··· RECORDS TO PROCESS

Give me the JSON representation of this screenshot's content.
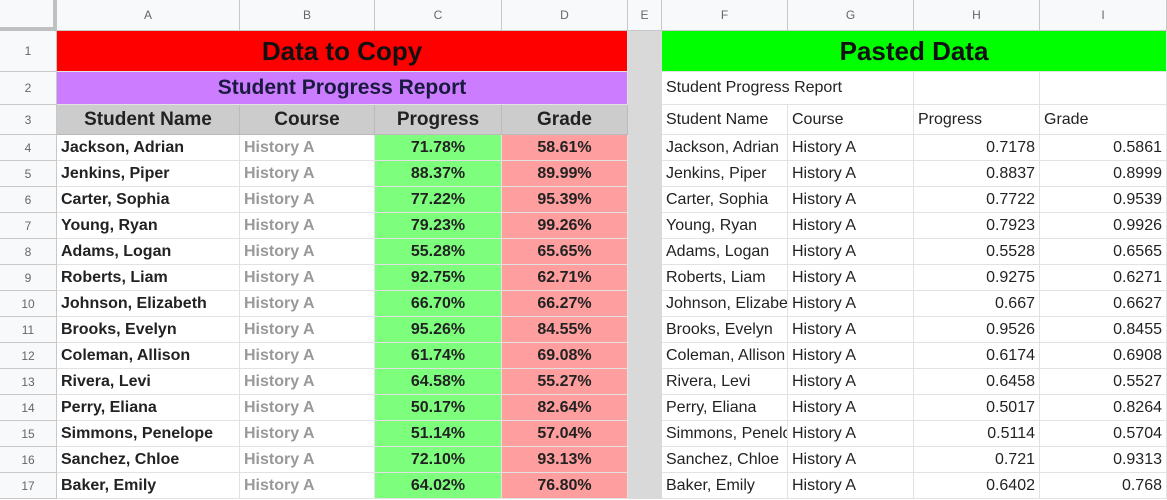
{
  "columns": [
    "A",
    "B",
    "C",
    "D",
    "E",
    "F",
    "G",
    "H",
    "I"
  ],
  "colors": {
    "copy_title_bg": "#ff0000",
    "pasted_title_bg": "#00ff00",
    "subtitle_bg": "#cc7cff",
    "header_bg": "#cccccc",
    "progress_bg": "#7dff7d",
    "grade_bg": "#ff9e9e",
    "separator": "#d9d9d9"
  },
  "left": {
    "title": "Data to Copy",
    "subtitle": "Student Progress Report",
    "headers": [
      "Student Name",
      "Course",
      "Progress",
      "Grade"
    ],
    "rows": [
      [
        "Jackson, Adrian",
        "History A",
        "71.78%",
        "58.61%"
      ],
      [
        "Jenkins, Piper",
        "History A",
        "88.37%",
        "89.99%"
      ],
      [
        "Carter, Sophia",
        "History A",
        "77.22%",
        "95.39%"
      ],
      [
        "Young, Ryan",
        "History A",
        "79.23%",
        "99.26%"
      ],
      [
        "Adams, Logan",
        "History A",
        "55.28%",
        "65.65%"
      ],
      [
        "Roberts, Liam",
        "History A",
        "92.75%",
        "62.71%"
      ],
      [
        "Johnson, Elizabeth",
        "History A",
        "66.70%",
        "66.27%"
      ],
      [
        "Brooks, Evelyn",
        "History A",
        "95.26%",
        "84.55%"
      ],
      [
        "Coleman, Allison",
        "History A",
        "61.74%",
        "69.08%"
      ],
      [
        "Rivera, Levi",
        "History A",
        "64.58%",
        "55.27%"
      ],
      [
        "Perry, Eliana",
        "History A",
        "50.17%",
        "82.64%"
      ],
      [
        "Simmons, Penelope",
        "History A",
        "51.14%",
        "57.04%"
      ],
      [
        "Sanchez, Chloe",
        "History A",
        "72.10%",
        "93.13%"
      ],
      [
        "Baker, Emily",
        "History A",
        "64.02%",
        "76.80%"
      ]
    ]
  },
  "right": {
    "title": "Pasted Data",
    "subtitle": "Student Progress Report",
    "headers": [
      "Student Name",
      "Course",
      "Progress",
      "Grade"
    ],
    "rows": [
      [
        "Jackson, Adrian",
        "History A",
        "0.7178",
        "0.5861"
      ],
      [
        "Jenkins, Piper",
        "History A",
        "0.8837",
        "0.8999"
      ],
      [
        "Carter, Sophia",
        "History A",
        "0.7722",
        "0.9539"
      ],
      [
        "Young, Ryan",
        "History A",
        "0.7923",
        "0.9926"
      ],
      [
        "Adams, Logan",
        "History A",
        "0.5528",
        "0.6565"
      ],
      [
        "Roberts, Liam",
        "History A",
        "0.9275",
        "0.6271"
      ],
      [
        "Johnson, Elizabeth",
        "History A",
        "0.667",
        "0.6627"
      ],
      [
        "Brooks, Evelyn",
        "History A",
        "0.9526",
        "0.8455"
      ],
      [
        "Coleman, Allison",
        "History A",
        "0.6174",
        "0.6908"
      ],
      [
        "Rivera, Levi",
        "History A",
        "0.6458",
        "0.5527"
      ],
      [
        "Perry, Eliana",
        "History A",
        "0.5017",
        "0.8264"
      ],
      [
        "Simmons, Penelope",
        "History A",
        "0.5114",
        "0.5704"
      ],
      [
        "Sanchez, Chloe",
        "History A",
        "0.721",
        "0.9313"
      ],
      [
        "Baker, Emily",
        "History A",
        "0.6402",
        "0.768"
      ]
    ]
  }
}
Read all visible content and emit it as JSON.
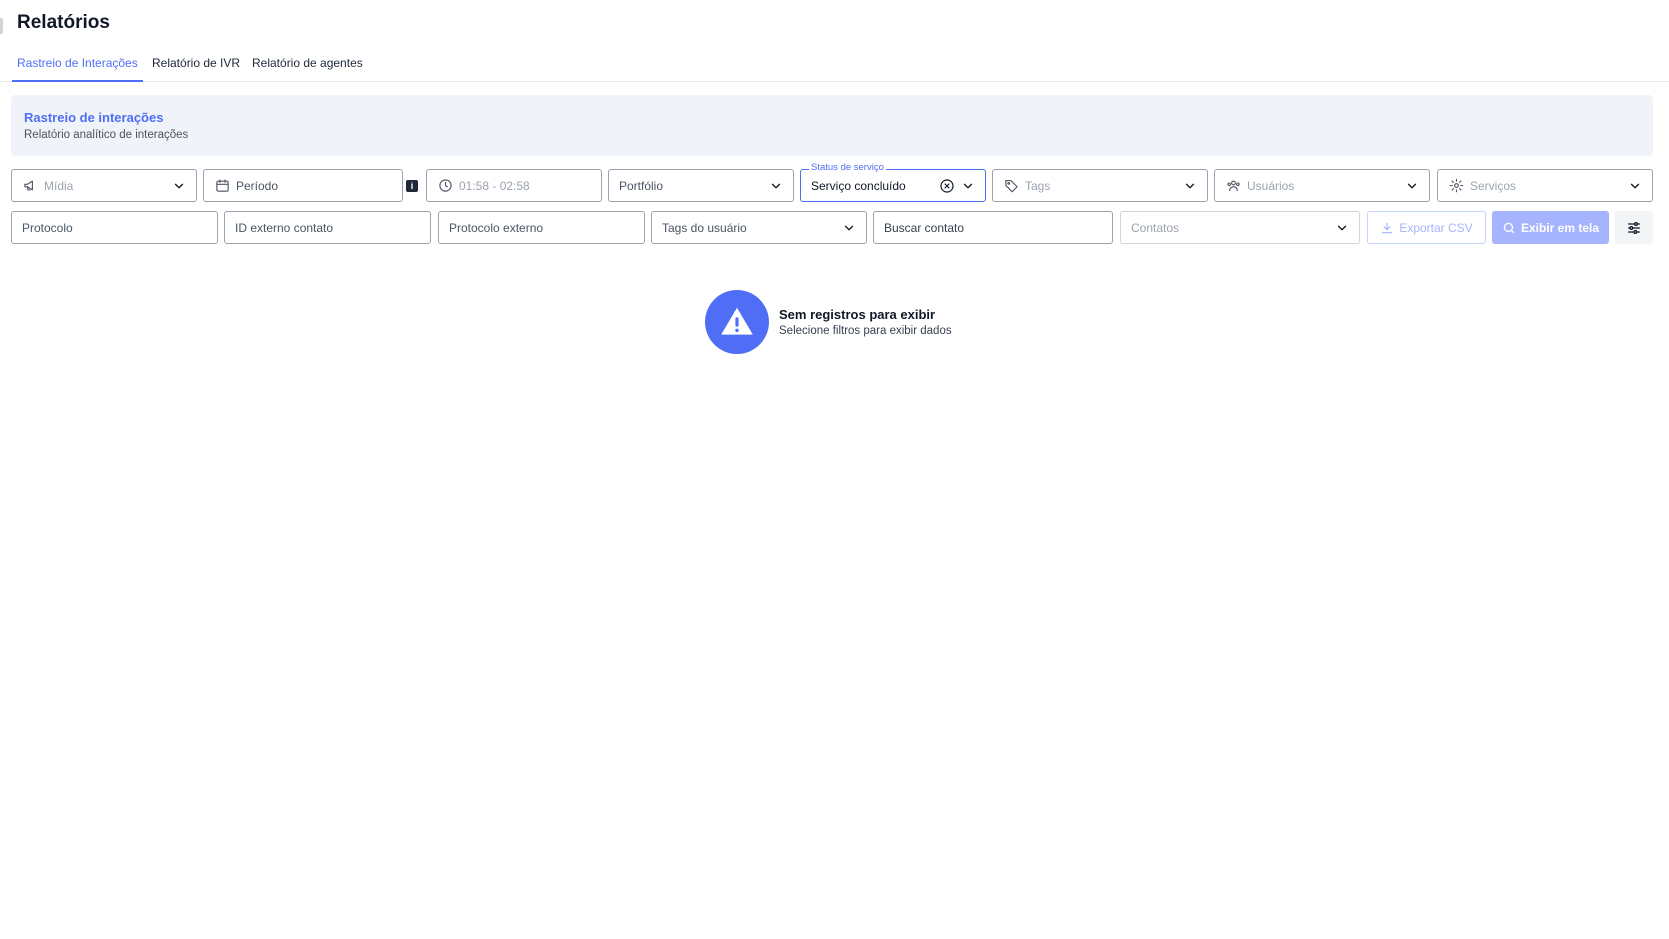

······

▶ [WHAT NEEDS TO BE DONE] Quote the entries in full. Any image among them is to be omitted from the copy.

▶ [EXERCISE OUTPUT]
Give me the JSON representation of this screenshot's content.
{
  "columns": [
    "A",
    "B",
    "C",
    "D",
    "E",
    "F",
    "G",
    "H",
    "I"
  ],
  "colors": {
    "copy_title_bg": "#ff0000",
    "pasted_title_bg": "#00ff00",
    "subtitle_bg": "#cc7cff",
    "header_bg": "#cccccc",
    "progress_bg": "#7dff7d",
    "grade_bg": "#ff9e9e",
    "separator": "#d9d9d9"
  },
  "left": {
    "title": "Data to Copy",
    "subtitle": "Student Progress Report",
    "headers": [
      "Student Name",
      "Course",
      "Progress",
      "Grade"
    ],
    "rows": [
      [
        "Jackson, Adrian",
        "History A",
        "71.78%",
        "58.61%"
      ],
      [
        "Jenkins, Piper",
        "History A",
        "88.37%",
        "89.99%"
      ],
      [
        "Carter, Sophia",
        "History A",
        "77.22%",
        "95.39%"
      ],
      [
        "Young, Ryan",
        "History A",
        "79.23%",
        "99.26%"
      ],
      [
        "Adams, Logan",
        "History A",
        "55.28%",
        "65.65%"
      ],
      [
        "Roberts, Liam",
        "History A",
        "92.75%",
        "62.71%"
      ],
      [
        "Johnson, Elizabeth",
        "History A",
        "66.70%",
        "66.27%"
      ],
      [
        "Brooks, Evelyn",
        "History A",
        "95.26%",
        "84.55%"
      ],
      [
        "Coleman, Allison",
        "History A",
        "61.74%",
        "69.08%"
      ],
      [
        "Rivera, Levi",
        "History A",
        "64.58%",
        "55.27%"
      ],
      [
        "Perry, Eliana",
        "History A",
        "50.17%",
        "82.64%"
      ],
      [
        "Simmons, Penelope",
        "History A",
        "51.14%",
        "57.04%"
      ],
      [
        "Sanchez, Chloe",
        "History A",
        "72.10%",
        "93.13%"
      ],
      [
        "Baker, Emily",
        "History A",
        "64.02%",
        "76.80%"
      ]
    ]
  },
  "right": {
    "title": "Pasted Data",
    "subtitle": "Student Progress Report",
    "headers": [
      "Student Name",
      "Course",
      "Progress",
      "Grade"
    ],
    "rows": [
      [
        "Jackson, Adrian",
        "History A",
        "0.7178",
        "0.5861"
      ],
      [
        "Jenkins, Piper",
        "History A",
        "0.8837",
        "0.8999"
      ],
      [
        "Carter, Sophia",
        "History A",
        "0.7722",
        "0.9539"
      ],
      [
        "Young, Ryan",
        "History A",
        "0.7923",
        "0.9926"
      ],
      [
        "Adams, Logan",
        "History A",
        "0.5528",
        "0.6565"
      ],
      [
        "Roberts, Liam",
        "History A",
        "0.9275",
        "0.6271"
      ],
      [
        "Johnson, Elizabeth",
        "History A",
        "0.667",
        "0.6627"
      ],
      [
        "Brooks, Evelyn",
        "History A",
        "0.9526",
        "0.8455"
      ],
      [
        "Coleman, Allison",
        "History A",
        "0.6174",
        "0.6908"
      ],
      [
        "Rivera, Levi",
        "History A",
        "0.6458",
        "0.5527"
      ],
      [
        "Perry, Eliana",
        "History A",
        "0.5017",
        "0.8264"
      ],
      [
        "Simmons, Penelope",
        "History A",
        "0.5114",
        "0.5704"
      ],
      [
        "Sanchez, Chloe",
        "History A",
        "0.721",
        "0.9313"
      ],
      [
        "Baker, Emily",
        "History A",
        "0.6402",
        "0.768"
      ]
    ]
  }
}
Read all visible content and emit it as JSON.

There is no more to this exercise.